Can you write out all of the material below, word for word?

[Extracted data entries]
# # #

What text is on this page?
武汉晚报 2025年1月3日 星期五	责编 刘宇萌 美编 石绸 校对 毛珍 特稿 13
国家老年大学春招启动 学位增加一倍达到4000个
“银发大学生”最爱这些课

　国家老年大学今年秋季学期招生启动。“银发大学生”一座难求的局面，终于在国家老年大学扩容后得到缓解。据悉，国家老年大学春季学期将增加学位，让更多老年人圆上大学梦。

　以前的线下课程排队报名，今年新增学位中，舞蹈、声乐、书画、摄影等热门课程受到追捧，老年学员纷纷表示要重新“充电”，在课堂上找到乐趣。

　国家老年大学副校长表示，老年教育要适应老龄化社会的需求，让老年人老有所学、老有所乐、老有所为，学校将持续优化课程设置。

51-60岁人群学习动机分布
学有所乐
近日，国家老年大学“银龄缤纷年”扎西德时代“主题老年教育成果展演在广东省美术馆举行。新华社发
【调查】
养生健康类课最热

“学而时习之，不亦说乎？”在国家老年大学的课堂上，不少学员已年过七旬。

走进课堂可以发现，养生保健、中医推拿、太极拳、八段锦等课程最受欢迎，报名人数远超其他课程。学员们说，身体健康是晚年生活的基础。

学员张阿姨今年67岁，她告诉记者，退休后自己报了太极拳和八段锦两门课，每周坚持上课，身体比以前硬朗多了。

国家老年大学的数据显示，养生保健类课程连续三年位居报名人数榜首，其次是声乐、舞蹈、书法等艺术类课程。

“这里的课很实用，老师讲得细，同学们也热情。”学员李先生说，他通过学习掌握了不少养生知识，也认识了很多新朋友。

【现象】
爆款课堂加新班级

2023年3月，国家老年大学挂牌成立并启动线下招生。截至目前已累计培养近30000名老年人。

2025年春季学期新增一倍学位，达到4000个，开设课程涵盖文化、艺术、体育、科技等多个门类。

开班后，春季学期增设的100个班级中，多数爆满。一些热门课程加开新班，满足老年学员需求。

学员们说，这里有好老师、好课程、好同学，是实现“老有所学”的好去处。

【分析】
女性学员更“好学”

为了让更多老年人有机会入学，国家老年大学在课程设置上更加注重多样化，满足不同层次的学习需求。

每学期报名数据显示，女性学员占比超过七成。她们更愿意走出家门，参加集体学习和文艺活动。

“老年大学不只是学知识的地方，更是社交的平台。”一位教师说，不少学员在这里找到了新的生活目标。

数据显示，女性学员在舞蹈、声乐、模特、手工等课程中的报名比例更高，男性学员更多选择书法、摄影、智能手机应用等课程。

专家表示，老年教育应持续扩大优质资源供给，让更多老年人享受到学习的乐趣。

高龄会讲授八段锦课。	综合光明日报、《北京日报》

# # #

■ SOLVED PROBLEM:
What text is on this page?
武汉晚报 2025年1月3日 星期五	责编 刘宇萌 美编 石绸 校对 毛珍 特稿 13
国家老年大学春招启动 学位增加一倍达到4000个
“银发大学生”最爱这些课

　国家老年大学今年秋季学期招生启动。“银发大学生”一座难求的局面，终于在国家老年大学扩容后得到缓解。据悉，国家老年大学春季学期将增加学位，让更多老年人圆上大学梦。

　以前的线下课程排队报名，今年新增学位中，舞蹈、声乐、书画、摄影等热门课程受到追捧，老年学员纷纷表示要重新“充电”，在课堂上找到乐趣。

　国家老年大学副校长表示，老年教育要适应老龄化社会的需求，让老年人老有所学、老有所乐、老有所为，学校将持续优化课程设置。

51-60岁人群学习动机分布
学有所乐
近日，国家老年大学“银龄缤纷年”扎西德时代“主题老年教育成果展演在广东省美术馆举行。新华社发
【调查】
养生健康类课最热

“学而时习之，不亦说乎？”在国家老年大学的课堂上，不少学员已年过七旬。

走进课堂可以发现，养生保健、中医推拿、太极拳、八段锦等课程最受欢迎，报名人数远超其他课程。学员们说，身体健康是晚年生活的基础。

学员张阿姨今年67岁，她告诉记者，退休后自己报了太极拳和八段锦两门课，每周坚持上课，身体比以前硬朗多了。

国家老年大学的数据显示，养生保健类课程连续三年位居报名人数榜首，其次是声乐、舞蹈、书法等艺术类课程。

“这里的课很实用，老师讲得细，同学们也热情。”学员李先生说，他通过学习掌握了不少养生知识，也认识了很多新朋友。

【现象】
爆款课堂加新班级

2023年3月，国家老年大学挂牌成立并启动线下招生。截至目前已累计培养近30000名老年人。

2025年春季学期新增一倍学位，达到4000个，开设课程涵盖文化、艺术、体育、科技等多个门类。

开班后，春季学期增设的100个班级中，多数爆满。一些热门课程加开新班，满足老年学员需求。

学员们说，这里有好老师、好课程、好同学，是实现“老有所学”的好去处。

【分析】
女性学员更“好学”

为了让更多老年人有机会入学，国家老年大学在课程设置上更加注重多样化，满足不同层次的学习需求。

每学期报名数据显示，女性学员占比超过七成。她们更愿意走出家门，参加集体学习和文艺活动。

“老年大学不只是学知识的地方，更是社交的平台。”一位教师说，不少学员在这里找到了新的生活目标。

数据显示，女性学员在舞蹈、声乐、模特、手工等课程中的报名比例更高，男性学员更多选择书法、摄影、智能手机应用等课程。

专家表示，老年教育应持续扩大优质资源供给，让更多老年人享受到学习的乐趣。

高龄会讲授八段锦课。	综合光明日报、《北京日报》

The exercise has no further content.